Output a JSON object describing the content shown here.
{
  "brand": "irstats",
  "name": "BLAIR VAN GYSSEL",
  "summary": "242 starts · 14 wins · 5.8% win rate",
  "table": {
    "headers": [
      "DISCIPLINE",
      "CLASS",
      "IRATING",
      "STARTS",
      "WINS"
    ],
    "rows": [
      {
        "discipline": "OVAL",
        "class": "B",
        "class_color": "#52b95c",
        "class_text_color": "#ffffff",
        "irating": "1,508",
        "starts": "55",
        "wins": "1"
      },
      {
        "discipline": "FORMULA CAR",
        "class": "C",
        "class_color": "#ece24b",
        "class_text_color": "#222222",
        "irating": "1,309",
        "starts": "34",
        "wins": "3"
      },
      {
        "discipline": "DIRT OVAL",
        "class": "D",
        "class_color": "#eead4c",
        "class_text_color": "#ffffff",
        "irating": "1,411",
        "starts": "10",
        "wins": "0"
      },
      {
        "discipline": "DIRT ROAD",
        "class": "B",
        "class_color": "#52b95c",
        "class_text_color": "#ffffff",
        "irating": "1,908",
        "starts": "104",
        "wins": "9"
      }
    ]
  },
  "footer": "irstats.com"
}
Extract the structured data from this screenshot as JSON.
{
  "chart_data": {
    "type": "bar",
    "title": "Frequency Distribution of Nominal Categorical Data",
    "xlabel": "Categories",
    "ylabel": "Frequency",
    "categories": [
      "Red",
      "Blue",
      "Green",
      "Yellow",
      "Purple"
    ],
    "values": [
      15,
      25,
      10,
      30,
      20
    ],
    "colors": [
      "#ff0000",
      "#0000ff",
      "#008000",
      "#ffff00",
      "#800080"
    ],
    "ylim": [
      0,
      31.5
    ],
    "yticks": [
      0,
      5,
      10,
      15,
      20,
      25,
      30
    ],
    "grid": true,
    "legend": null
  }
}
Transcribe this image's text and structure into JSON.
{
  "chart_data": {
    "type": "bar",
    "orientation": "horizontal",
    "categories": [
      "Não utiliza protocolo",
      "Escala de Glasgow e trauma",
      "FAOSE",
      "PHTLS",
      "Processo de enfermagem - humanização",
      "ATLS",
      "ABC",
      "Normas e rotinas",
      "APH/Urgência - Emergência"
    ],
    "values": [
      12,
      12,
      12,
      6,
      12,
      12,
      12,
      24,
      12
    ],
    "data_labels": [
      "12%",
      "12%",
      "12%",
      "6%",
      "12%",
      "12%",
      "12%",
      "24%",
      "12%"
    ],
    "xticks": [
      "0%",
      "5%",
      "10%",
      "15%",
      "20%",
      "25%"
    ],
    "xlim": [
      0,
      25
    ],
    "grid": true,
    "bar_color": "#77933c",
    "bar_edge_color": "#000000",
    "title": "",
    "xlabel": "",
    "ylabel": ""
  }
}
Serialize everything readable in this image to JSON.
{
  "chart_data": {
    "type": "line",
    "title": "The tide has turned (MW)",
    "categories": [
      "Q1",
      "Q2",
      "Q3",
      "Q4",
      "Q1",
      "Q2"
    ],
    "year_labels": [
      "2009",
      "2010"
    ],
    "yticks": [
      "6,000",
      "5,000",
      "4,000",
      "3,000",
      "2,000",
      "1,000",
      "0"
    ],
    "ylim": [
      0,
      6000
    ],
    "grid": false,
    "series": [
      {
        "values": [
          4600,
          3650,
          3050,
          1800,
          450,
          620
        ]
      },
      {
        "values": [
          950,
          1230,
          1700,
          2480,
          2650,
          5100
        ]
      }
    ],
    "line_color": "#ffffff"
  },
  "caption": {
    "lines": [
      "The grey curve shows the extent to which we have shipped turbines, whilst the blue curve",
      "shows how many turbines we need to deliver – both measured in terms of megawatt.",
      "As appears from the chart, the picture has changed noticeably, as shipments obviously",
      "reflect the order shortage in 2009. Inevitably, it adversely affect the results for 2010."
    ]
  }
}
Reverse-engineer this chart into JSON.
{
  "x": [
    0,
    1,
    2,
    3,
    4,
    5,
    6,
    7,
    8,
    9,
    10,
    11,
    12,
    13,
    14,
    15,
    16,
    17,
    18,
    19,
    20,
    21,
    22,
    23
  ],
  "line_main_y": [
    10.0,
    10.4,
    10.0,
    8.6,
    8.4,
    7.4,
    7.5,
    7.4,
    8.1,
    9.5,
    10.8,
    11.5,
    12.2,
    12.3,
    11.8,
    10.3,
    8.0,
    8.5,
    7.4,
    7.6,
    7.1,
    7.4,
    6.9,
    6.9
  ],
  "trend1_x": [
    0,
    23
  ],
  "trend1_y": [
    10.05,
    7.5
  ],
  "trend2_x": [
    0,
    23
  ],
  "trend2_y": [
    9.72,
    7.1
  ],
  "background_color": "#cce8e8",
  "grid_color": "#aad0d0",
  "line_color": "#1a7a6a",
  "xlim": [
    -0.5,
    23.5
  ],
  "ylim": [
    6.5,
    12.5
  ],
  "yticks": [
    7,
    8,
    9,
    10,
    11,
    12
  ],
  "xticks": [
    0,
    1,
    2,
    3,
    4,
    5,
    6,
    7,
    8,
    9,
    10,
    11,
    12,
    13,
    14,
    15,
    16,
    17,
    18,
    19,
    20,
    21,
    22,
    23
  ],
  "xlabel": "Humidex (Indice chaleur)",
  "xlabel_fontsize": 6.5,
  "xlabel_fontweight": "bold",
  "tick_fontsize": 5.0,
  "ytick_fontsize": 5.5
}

§ YOUR TASK: Return the listing above in full, character for character.

§ COMPLETE ANSWER:
Output a JSON object describing the content shown here.
{
  "brand": "irstats",
  "name": "BLAIR VAN GYSSEL",
  "summary": "242 starts · 14 wins · 5.8% win rate",
  "table": {
    "headers": [
      "DISCIPLINE",
      "CLASS",
      "IRATING",
      "STARTS",
      "WINS"
    ],
    "rows": [
      {
        "discipline": "OVAL",
        "class": "B",
        "class_color": "#52b95c",
        "class_text_color": "#ffffff",
        "irating": "1,508",
        "starts": "55",
        "wins": "1"
      },
      {
        "discipline": "FORMULA CAR",
        "class": "C",
        "class_color": "#ece24b",
        "class_text_color": "#222222",
        "irating": "1,309",
        "starts": "34",
        "wins": "3"
      },
      {
        "discipline": "DIRT OVAL",
        "class": "D",
        "class_color": "#eead4c",
        "class_text_color": "#ffffff",
        "irating": "1,411",
        "starts": "10",
        "wins": "0"
      },
      {
        "discipline": "DIRT ROAD",
        "class": "B",
        "class_color": "#52b95c",
        "class_text_color": "#ffffff",
        "irating": "1,908",
        "starts": "104",
        "wins": "9"
      }
    ]
  },
  "footer": "irstats.com"
}
Extract the structured data from this screenshot as JSON.
{
  "chart_data": {
    "type": "bar",
    "title": "Frequency Distribution of Nominal Categorical Data",
    "xlabel": "Categories",
    "ylabel": "Frequency",
    "categories": [
      "Red",
      "Blue",
      "Green",
      "Yellow",
      "Purple"
    ],
    "values": [
      15,
      25,
      10,
      30,
      20
    ],
    "colors": [
      "#ff0000",
      "#0000ff",
      "#008000",
      "#ffff00",
      "#800080"
    ],
    "ylim": [
      0,
      31.5
    ],
    "yticks": [
      0,
      5,
      10,
      15,
      20,
      25,
      30
    ],
    "grid": true,
    "legend": null
  }
}
Transcribe this image's text and structure into JSON.
{
  "chart_data": {
    "type": "bar",
    "orientation": "horizontal",
    "categories": [
      "Não utiliza protocolo",
      "Escala de Glasgow e trauma",
      "FAOSE",
      "PHTLS",
      "Processo de enfermagem - humanização",
      "ATLS",
      "ABC",
      "Normas e rotinas",
      "APH/Urgência - Emergência"
    ],
    "values": [
      12,
      12,
      12,
      6,
      12,
      12,
      12,
      24,
      12
    ],
    "data_labels": [
      "12%",
      "12%",
      "12%",
      "6%",
      "12%",
      "12%",
      "12%",
      "24%",
      "12%"
    ],
    "xticks": [
      "0%",
      "5%",
      "10%",
      "15%",
      "20%",
      "25%"
    ],
    "xlim": [
      0,
      25
    ],
    "grid": true,
    "bar_color": "#77933c",
    "bar_edge_color": "#000000",
    "title": "",
    "xlabel": "",
    "ylabel": ""
  }
}
Serialize everything readable in this image to JSON.
{
  "chart_data": {
    "type": "line",
    "title": "The tide has turned (MW)",
    "categories": [
      "Q1",
      "Q2",
      "Q3",
      "Q4",
      "Q1",
      "Q2"
    ],
    "year_labels": [
      "2009",
      "2010"
    ],
    "yticks": [
      "6,000",
      "5,000",
      "4,000",
      "3,000",
      "2,000",
      "1,000",
      "0"
    ],
    "ylim": [
      0,
      6000
    ],
    "grid": false,
    "series": [
      {
        "values": [
          4600,
          3650,
          3050,
          1800,
          450,
          620
        ]
      },
      {
        "values": [
          950,
          1230,
          1700,
          2480,
          2650,
          5100
        ]
      }
    ],
    "line_color": "#ffffff"
  },
  "caption": {
    "lines": [
      "The grey curve shows the extent to which we have shipped turbines, whilst the blue curve",
      "shows how many turbines we need to deliver – both measured in terms of megawatt.",
      "As appears from the chart, the picture has changed noticeably, as shipments obviously",
      "reflect the order shortage in 2009. Inevitably, it adversely affect the results for 2010."
    ]
  }
}
Reverse-engineer this chart into JSON.
{
  "x": [
    0,
    1,
    2,
    3,
    4,
    5,
    6,
    7,
    8,
    9,
    10,
    11,
    12,
    13,
    14,
    15,
    16,
    17,
    18,
    19,
    20,
    21,
    22,
    23
  ],
  "line_main_y": [
    10.0,
    10.4,
    10.0,
    8.6,
    8.4,
    7.4,
    7.5,
    7.4,
    8.1,
    9.5,
    10.8,
    11.5,
    12.2,
    12.3,
    11.8,
    10.3,
    8.0,
    8.5,
    7.4,
    7.6,
    7.1,
    7.4,
    6.9,
    6.9
  ],
  "trend1_x": [
    0,
    23
  ],
  "trend1_y": [
    10.05,
    7.5
  ],
  "trend2_x": [
    0,
    23
  ],
  "trend2_y": [
    9.72,
    7.1
  ],
  "background_color": "#cce8e8",
  "grid_color": "#aad0d0",
  "line_color": "#1a7a6a",
  "xlim": [
    -0.5,
    23.5
  ],
  "ylim": [
    6.5,
    12.5
  ],
  "yticks": [
    7,
    8,
    9,
    10,
    11,
    12
  ],
  "xticks": [
    0,
    1,
    2,
    3,
    4,
    5,
    6,
    7,
    8,
    9,
    10,
    11,
    12,
    13,
    14,
    15,
    16,
    17,
    18,
    19,
    20,
    21,
    22,
    23
  ],
  "xlabel": "Humidex (Indice chaleur)",
  "xlabel_fontsize": 6.5,
  "xlabel_fontweight": "bold",
  "tick_fontsize": 5.0,
  "ytick_fontsize": 5.5
}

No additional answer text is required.